Task objective - List each line of the data that holds the string "Отказ".

Saved data entries

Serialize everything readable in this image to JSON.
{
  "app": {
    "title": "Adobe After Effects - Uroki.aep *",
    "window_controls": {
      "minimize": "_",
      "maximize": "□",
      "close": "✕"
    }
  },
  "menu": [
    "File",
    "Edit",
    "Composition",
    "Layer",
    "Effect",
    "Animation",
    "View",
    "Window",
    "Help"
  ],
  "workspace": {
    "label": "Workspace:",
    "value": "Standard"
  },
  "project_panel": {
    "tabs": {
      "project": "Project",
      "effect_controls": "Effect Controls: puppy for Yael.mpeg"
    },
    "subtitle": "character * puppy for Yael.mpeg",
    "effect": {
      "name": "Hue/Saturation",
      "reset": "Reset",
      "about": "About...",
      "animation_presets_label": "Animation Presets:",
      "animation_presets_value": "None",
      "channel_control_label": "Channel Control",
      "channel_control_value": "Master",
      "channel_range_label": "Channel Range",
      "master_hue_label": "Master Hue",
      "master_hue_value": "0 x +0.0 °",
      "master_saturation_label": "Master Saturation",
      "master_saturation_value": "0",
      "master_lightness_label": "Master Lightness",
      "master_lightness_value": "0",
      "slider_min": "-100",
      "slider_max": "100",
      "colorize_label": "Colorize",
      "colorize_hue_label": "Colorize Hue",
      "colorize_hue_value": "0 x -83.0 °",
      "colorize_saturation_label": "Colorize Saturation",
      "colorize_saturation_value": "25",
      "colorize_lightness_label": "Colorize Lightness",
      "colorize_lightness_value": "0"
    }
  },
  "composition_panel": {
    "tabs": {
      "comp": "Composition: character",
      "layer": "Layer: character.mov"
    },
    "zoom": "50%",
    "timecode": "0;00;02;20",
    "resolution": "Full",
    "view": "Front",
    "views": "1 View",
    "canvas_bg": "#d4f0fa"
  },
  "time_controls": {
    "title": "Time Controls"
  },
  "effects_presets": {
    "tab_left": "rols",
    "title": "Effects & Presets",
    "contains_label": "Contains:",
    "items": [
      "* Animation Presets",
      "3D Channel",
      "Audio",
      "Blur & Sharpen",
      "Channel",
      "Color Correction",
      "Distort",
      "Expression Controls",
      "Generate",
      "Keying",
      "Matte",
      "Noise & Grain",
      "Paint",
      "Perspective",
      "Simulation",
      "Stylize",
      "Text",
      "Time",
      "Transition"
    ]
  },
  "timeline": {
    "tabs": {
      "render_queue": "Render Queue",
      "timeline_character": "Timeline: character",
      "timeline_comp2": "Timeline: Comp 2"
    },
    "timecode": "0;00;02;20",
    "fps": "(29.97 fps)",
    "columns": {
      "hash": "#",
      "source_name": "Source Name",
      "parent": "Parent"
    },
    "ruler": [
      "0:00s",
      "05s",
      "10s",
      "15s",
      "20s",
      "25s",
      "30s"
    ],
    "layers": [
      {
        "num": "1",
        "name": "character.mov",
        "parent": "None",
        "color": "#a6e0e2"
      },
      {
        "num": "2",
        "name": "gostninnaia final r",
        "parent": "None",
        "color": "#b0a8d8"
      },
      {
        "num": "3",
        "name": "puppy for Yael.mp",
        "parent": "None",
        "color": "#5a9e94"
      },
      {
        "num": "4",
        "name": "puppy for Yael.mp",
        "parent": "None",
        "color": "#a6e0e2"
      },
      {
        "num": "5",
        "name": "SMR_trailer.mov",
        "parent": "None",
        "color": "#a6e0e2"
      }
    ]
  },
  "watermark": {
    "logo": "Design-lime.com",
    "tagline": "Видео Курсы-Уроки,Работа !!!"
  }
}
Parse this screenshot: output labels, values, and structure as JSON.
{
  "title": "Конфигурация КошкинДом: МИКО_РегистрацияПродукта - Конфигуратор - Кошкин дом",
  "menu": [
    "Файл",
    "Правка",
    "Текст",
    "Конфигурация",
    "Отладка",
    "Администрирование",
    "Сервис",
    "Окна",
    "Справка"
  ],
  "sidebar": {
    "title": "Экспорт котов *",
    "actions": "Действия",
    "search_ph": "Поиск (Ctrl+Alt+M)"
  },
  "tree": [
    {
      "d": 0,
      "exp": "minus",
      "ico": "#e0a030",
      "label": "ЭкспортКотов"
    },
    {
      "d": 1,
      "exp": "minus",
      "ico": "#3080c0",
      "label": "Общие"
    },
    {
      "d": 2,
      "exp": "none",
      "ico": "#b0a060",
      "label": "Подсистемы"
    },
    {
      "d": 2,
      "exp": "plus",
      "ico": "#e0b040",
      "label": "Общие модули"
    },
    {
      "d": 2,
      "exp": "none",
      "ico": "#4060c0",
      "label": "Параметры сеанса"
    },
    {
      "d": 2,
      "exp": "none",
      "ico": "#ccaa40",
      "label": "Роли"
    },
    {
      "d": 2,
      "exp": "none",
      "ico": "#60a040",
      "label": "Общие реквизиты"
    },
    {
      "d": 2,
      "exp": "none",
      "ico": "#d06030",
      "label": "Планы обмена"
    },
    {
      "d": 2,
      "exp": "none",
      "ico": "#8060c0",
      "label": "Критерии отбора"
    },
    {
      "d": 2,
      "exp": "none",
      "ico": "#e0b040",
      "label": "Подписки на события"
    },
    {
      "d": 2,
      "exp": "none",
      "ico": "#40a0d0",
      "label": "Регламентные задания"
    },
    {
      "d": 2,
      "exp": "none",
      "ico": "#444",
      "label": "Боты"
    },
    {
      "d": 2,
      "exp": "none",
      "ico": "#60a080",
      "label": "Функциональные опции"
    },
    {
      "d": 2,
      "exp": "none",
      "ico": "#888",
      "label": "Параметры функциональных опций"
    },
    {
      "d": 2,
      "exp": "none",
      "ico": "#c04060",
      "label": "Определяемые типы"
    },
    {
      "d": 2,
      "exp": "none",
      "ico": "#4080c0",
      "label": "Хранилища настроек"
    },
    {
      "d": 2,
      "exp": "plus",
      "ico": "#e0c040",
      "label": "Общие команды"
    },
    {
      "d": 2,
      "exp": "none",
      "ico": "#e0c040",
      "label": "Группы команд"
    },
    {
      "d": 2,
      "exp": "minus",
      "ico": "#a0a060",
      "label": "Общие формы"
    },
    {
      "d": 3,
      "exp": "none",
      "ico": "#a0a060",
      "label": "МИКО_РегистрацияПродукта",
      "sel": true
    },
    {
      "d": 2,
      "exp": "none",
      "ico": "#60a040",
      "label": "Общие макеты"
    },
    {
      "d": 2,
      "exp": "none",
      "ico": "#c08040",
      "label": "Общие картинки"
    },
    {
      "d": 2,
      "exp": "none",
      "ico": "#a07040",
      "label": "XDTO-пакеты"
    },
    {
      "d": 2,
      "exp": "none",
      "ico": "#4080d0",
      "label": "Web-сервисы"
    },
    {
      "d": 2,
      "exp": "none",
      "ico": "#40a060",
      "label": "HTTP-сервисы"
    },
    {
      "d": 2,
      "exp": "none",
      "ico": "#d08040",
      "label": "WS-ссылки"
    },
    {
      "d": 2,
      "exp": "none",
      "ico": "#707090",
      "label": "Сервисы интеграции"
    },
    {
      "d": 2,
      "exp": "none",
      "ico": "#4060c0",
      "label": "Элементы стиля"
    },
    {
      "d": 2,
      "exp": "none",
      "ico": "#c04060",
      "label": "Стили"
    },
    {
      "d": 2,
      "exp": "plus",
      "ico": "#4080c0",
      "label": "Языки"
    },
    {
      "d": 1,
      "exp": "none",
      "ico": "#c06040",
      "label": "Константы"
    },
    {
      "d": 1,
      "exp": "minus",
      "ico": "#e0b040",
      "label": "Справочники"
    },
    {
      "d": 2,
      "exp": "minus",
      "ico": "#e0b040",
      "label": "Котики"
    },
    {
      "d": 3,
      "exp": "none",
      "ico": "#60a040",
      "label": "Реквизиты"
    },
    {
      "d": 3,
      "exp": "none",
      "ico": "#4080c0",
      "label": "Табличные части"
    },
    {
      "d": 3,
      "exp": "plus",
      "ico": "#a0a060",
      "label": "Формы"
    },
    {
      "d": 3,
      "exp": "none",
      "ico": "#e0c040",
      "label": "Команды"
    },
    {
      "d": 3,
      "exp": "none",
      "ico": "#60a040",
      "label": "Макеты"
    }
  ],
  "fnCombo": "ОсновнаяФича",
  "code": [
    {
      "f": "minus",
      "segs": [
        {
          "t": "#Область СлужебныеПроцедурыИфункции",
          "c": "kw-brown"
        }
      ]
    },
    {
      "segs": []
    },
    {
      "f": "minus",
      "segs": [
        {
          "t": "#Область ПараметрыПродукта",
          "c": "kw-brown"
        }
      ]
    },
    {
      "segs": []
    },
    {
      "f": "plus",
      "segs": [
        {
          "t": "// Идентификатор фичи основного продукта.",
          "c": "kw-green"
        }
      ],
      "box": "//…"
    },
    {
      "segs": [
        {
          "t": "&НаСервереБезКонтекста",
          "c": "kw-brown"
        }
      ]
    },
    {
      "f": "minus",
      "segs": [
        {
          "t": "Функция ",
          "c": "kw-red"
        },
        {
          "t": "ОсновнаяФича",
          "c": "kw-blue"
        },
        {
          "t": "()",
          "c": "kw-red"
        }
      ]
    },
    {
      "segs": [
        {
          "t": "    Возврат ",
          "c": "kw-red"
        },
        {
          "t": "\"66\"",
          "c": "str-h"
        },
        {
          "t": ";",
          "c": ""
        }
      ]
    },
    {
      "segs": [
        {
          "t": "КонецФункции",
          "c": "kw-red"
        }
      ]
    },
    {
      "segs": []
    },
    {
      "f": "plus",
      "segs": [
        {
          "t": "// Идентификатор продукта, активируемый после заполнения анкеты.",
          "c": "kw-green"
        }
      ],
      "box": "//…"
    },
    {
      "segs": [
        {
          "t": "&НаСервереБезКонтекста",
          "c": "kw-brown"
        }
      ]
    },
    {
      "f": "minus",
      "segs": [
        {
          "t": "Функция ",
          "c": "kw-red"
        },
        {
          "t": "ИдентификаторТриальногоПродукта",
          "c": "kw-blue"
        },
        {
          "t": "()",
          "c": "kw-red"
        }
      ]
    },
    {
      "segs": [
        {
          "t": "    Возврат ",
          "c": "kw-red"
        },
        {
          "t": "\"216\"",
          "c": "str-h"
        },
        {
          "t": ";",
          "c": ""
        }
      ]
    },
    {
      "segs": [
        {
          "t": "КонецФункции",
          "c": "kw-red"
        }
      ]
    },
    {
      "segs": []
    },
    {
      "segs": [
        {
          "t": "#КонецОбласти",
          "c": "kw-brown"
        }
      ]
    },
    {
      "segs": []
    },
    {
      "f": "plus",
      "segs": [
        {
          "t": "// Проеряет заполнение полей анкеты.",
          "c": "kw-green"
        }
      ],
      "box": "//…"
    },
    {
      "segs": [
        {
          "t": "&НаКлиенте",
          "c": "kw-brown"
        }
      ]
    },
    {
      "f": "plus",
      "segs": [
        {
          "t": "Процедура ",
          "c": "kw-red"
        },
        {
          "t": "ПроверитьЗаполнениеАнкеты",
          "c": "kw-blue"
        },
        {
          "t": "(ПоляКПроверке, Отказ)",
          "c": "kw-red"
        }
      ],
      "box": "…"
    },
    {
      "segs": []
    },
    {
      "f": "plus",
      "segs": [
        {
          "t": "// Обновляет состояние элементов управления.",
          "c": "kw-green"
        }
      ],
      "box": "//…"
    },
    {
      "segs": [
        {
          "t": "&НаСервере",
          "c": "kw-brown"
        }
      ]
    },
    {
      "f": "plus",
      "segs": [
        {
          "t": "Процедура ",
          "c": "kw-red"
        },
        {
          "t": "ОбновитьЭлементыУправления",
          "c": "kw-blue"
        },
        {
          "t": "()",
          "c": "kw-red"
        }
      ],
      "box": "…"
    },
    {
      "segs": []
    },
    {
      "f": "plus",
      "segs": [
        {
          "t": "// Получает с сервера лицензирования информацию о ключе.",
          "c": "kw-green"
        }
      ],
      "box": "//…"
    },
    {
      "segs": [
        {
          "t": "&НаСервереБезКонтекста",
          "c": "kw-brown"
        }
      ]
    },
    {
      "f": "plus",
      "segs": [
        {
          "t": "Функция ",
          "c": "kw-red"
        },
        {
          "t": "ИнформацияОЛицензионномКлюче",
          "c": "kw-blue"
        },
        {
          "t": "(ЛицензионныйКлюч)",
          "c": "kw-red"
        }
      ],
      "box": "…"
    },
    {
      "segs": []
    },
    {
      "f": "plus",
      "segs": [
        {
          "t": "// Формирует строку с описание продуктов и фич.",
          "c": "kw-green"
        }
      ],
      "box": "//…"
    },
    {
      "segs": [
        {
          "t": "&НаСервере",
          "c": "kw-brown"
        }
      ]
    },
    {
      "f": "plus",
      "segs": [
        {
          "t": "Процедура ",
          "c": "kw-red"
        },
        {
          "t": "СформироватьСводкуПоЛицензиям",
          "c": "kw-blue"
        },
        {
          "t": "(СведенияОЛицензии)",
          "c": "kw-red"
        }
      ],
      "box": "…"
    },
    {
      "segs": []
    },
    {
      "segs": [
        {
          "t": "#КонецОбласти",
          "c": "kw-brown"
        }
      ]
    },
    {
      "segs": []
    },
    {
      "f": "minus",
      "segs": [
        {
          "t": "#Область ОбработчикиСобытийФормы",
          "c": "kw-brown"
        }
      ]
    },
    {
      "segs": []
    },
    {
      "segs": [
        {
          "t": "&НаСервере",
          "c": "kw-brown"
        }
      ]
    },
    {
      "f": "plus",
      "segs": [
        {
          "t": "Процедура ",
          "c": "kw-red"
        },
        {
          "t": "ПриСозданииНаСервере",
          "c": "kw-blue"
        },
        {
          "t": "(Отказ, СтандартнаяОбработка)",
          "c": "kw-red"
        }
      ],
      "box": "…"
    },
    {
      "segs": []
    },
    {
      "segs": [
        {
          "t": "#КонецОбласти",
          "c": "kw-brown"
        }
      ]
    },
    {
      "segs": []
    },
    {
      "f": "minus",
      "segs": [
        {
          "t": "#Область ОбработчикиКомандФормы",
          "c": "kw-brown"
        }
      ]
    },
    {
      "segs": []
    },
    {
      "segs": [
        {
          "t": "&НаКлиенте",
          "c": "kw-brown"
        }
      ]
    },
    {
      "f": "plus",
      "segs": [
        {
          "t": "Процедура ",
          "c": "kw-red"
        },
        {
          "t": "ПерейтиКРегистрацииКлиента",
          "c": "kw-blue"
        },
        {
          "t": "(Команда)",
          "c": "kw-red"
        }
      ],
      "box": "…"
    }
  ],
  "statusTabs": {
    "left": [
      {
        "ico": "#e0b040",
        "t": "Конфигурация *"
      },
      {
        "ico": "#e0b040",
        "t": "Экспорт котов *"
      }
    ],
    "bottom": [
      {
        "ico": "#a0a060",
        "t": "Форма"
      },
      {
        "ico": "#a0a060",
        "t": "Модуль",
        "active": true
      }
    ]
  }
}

Solved problem -
          "t": "(ПоляКПроверке, Отказ)",
          "t": "(Отказ, СтандартнаяОбработка)",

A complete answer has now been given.